— Dataset —
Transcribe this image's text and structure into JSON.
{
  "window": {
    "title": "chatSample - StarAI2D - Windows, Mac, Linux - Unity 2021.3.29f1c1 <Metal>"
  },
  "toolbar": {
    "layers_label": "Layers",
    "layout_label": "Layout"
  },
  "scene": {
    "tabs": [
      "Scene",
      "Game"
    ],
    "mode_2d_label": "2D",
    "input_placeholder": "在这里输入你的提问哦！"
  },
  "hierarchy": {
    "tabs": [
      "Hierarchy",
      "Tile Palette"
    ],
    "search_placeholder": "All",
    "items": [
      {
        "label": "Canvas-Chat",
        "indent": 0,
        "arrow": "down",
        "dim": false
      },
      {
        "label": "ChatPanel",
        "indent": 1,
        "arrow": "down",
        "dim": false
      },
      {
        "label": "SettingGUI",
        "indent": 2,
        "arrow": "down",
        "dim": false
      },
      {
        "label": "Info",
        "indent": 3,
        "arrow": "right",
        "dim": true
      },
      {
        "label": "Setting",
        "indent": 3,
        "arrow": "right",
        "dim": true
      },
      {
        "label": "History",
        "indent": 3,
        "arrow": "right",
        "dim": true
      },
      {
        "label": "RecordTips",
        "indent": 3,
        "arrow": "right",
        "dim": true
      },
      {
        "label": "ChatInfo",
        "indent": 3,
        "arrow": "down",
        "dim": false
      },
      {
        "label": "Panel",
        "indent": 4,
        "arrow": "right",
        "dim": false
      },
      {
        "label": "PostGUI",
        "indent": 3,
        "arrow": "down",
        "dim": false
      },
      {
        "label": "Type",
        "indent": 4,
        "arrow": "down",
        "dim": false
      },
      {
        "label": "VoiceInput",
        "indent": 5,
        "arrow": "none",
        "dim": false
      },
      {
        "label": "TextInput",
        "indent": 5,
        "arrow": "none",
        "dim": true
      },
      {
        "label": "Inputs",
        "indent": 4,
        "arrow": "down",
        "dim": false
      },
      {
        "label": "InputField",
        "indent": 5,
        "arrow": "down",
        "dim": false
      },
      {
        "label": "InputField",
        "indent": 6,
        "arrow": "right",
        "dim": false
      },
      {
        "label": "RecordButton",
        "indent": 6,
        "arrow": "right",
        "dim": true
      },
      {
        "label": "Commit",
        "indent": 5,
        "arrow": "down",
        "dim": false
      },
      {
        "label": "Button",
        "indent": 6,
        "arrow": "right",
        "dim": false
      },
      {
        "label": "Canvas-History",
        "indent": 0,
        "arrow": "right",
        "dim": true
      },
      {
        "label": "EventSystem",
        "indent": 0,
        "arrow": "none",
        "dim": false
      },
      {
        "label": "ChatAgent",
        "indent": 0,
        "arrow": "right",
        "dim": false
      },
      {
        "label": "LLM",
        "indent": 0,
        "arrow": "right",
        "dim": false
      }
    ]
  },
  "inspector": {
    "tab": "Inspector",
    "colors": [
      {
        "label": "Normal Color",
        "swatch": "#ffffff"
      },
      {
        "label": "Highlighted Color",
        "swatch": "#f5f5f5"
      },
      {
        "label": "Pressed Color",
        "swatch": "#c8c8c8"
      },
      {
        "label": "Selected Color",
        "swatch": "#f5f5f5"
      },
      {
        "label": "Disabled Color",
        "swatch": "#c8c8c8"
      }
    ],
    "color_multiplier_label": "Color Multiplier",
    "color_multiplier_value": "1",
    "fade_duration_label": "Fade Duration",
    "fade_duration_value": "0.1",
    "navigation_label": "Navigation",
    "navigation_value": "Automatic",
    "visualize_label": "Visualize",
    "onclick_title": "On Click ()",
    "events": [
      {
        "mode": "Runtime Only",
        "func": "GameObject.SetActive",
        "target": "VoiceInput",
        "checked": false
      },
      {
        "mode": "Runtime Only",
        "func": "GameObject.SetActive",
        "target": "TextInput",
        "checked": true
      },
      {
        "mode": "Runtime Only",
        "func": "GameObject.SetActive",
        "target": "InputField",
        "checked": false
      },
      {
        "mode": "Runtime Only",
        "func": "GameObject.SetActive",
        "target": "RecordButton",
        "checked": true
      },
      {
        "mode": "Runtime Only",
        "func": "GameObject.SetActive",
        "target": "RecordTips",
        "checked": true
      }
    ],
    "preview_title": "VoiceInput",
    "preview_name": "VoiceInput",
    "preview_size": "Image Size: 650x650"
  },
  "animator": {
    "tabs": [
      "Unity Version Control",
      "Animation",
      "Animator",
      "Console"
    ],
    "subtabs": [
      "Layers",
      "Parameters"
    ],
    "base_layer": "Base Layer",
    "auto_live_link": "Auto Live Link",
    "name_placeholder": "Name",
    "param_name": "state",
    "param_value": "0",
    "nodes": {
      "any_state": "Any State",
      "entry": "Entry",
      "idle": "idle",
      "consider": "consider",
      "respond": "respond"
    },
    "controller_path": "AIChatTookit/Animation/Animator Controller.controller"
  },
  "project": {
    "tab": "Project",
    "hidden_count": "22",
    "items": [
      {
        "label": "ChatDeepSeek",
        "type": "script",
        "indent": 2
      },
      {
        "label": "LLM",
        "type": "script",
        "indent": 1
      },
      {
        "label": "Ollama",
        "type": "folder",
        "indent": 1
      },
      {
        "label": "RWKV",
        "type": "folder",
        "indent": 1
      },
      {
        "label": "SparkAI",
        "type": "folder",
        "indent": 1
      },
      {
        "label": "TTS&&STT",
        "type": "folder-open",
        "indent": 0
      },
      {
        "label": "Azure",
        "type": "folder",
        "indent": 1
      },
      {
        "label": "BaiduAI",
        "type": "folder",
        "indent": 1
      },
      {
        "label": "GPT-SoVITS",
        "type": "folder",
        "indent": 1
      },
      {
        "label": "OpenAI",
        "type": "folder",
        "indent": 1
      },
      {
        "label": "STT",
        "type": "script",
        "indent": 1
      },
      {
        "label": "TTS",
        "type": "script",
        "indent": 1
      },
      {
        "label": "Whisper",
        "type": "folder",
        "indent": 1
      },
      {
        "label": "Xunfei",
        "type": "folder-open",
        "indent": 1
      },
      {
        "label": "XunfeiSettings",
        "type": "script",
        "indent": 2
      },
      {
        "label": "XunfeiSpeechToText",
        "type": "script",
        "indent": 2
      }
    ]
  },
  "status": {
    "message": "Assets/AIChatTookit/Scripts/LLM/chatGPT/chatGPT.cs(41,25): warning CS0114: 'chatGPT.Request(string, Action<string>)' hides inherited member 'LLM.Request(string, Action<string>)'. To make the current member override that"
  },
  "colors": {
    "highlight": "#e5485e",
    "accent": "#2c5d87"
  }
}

— Instructions to follow —
Give the complete listing a second time, exactly as it reads.

— Result —
Transcribe this image's text and structure into JSON.
{
  "window": {
    "title": "chatSample - StarAI2D - Windows, Mac, Linux - Unity 2021.3.29f1c1 <Metal>"
  },
  "toolbar": {
    "layers_label": "Layers",
    "layout_label": "Layout"
  },
  "scene": {
    "tabs": [
      "Scene",
      "Game"
    ],
    "mode_2d_label": "2D",
    "input_placeholder": "在这里输入你的提问哦！"
  },
  "hierarchy": {
    "tabs": [
      "Hierarchy",
      "Tile Palette"
    ],
    "search_placeholder": "All",
    "items": [
      {
        "label": "Canvas-Chat",
        "indent": 0,
        "arrow": "down",
        "dim": false
      },
      {
        "label": "ChatPanel",
        "indent": 1,
        "arrow": "down",
        "dim": false
      },
      {
        "label": "SettingGUI",
        "indent": 2,
        "arrow": "down",
        "dim": false
      },
      {
        "label": "Info",
        "indent": 3,
        "arrow": "right",
        "dim": true
      },
      {
        "label": "Setting",
        "indent": 3,
        "arrow": "right",
        "dim": true
      },
      {
        "label": "History",
        "indent": 3,
        "arrow": "right",
        "dim": true
      },
      {
        "label": "RecordTips",
        "indent": 3,
        "arrow": "right",
        "dim": true
      },
      {
        "label": "ChatInfo",
        "indent": 3,
        "arrow": "down",
        "dim": false
      },
      {
        "label": "Panel",
        "indent": 4,
        "arrow": "right",
        "dim": false
      },
      {
        "label": "PostGUI",
        "indent": 3,
        "arrow": "down",
        "dim": false
      },
      {
        "label": "Type",
        "indent": 4,
        "arrow": "down",
        "dim": false
      },
      {
        "label": "VoiceInput",
        "indent": 5,
        "arrow": "none",
        "dim": false
      },
      {
        "label": "TextInput",
        "indent": 5,
        "arrow": "none",
        "dim": true
      },
      {
        "label": "Inputs",
        "indent": 4,
        "arrow": "down",
        "dim": false
      },
      {
        "label": "InputField",
        "indent": 5,
        "arrow": "down",
        "dim": false
      },
      {
        "label": "InputField",
        "indent": 6,
        "arrow": "right",
        "dim": false
      },
      {
        "label": "RecordButton",
        "indent": 6,
        "arrow": "right",
        "dim": true
      },
      {
        "label": "Commit",
        "indent": 5,
        "arrow": "down",
        "dim": false
      },
      {
        "label": "Button",
        "indent": 6,
        "arrow": "right",
        "dim": false
      },
      {
        "label": "Canvas-History",
        "indent": 0,
        "arrow": "right",
        "dim": true
      },
      {
        "label": "EventSystem",
        "indent": 0,
        "arrow": "none",
        "dim": false
      },
      {
        "label": "ChatAgent",
        "indent": 0,
        "arrow": "right",
        "dim": false
      },
      {
        "label": "LLM",
        "indent": 0,
        "arrow": "right",
        "dim": false
      }
    ]
  },
  "inspector": {
    "tab": "Inspector",
    "colors": [
      {
        "label": "Normal Color",
        "swatch": "#ffffff"
      },
      {
        "label": "Highlighted Color",
        "swatch": "#f5f5f5"
      },
      {
        "label": "Pressed Color",
        "swatch": "#c8c8c8"
      },
      {
        "label": "Selected Color",
        "swatch": "#f5f5f5"
      },
      {
        "label": "Disabled Color",
        "swatch": "#c8c8c8"
      }
    ],
    "color_multiplier_label": "Color Multiplier",
    "color_multiplier_value": "1",
    "fade_duration_label": "Fade Duration",
    "fade_duration_value": "0.1",
    "navigation_label": "Navigation",
    "navigation_value": "Automatic",
    "visualize_label": "Visualize",
    "onclick_title": "On Click ()",
    "events": [
      {
        "mode": "Runtime Only",
        "func": "GameObject.SetActive",
        "target": "VoiceInput",
        "checked": false
      },
      {
        "mode": "Runtime Only",
        "func": "GameObject.SetActive",
        "target": "TextInput",
        "checked": true
      },
      {
        "mode": "Runtime Only",
        "func": "GameObject.SetActive",
        "target": "InputField",
        "checked": false
      },
      {
        "mode": "Runtime Only",
        "func": "GameObject.SetActive",
        "target": "RecordButton",
        "checked": true
      },
      {
        "mode": "Runtime Only",
        "func": "GameObject.SetActive",
        "target": "RecordTips",
        "checked": true
      }
    ],
    "preview_title": "VoiceInput",
    "preview_name": "VoiceInput",
    "preview_size": "Image Size: 650x650"
  },
  "animator": {
    "tabs": [
      "Unity Version Control",
      "Animation",
      "Animator",
      "Console"
    ],
    "subtabs": [
      "Layers",
      "Parameters"
    ],
    "base_layer": "Base Layer",
    "auto_live_link": "Auto Live Link",
    "name_placeholder": "Name",
    "param_name": "state",
    "param_value": "0",
    "nodes": {
      "any_state": "Any State",
      "entry": "Entry",
      "idle": "idle",
      "consider": "consider",
      "respond": "respond"
    },
    "controller_path": "AIChatTookit/Animation/Animator Controller.controller"
  },
  "project": {
    "tab": "Project",
    "hidden_count": "22",
    "items": [
      {
        "label": "ChatDeepSeek",
        "type": "script",
        "indent": 2
      },
      {
        "label": "LLM",
        "type": "script",
        "indent": 1
      },
      {
        "label": "Ollama",
        "type": "folder",
        "indent": 1
      },
      {
        "label": "RWKV",
        "type": "folder",
        "indent": 1
      },
      {
        "label": "SparkAI",
        "type": "folder",
        "indent": 1
      },
      {
        "label": "TTS&&STT",
        "type": "folder-open",
        "indent": 0
      },
      {
        "label": "Azure",
        "type": "folder",
        "indent": 1
      },
      {
        "label": "BaiduAI",
        "type": "folder",
        "indent": 1
      },
      {
        "label": "GPT-SoVITS",
        "type": "folder",
        "indent": 1
      },
      {
        "label": "OpenAI",
        "type": "folder",
        "indent": 1
      },
      {
        "label": "STT",
        "type": "script",
        "indent": 1
      },
      {
        "label": "TTS",
        "type": "script",
        "indent": 1
      },
      {
        "label": "Whisper",
        "type": "folder",
        "indent": 1
      },
      {
        "label": "Xunfei",
        "type": "folder-open",
        "indent": 1
      },
      {
        "label": "XunfeiSettings",
        "type": "script",
        "indent": 2
      },
      {
        "label": "XunfeiSpeechToText",
        "type": "script",
        "indent": 2
      }
    ]
  },
  "status": {
    "message": "Assets/AIChatTookit/Scripts/LLM/chatGPT/chatGPT.cs(41,25): warning CS0114: 'chatGPT.Request(string, Action<string>)' hides inherited member 'LLM.Request(string, Action<string>)'. To make the current member override that"
  },
  "colors": {
    "highlight": "#e5485e",
    "accent": "#2c5d87"
  }
}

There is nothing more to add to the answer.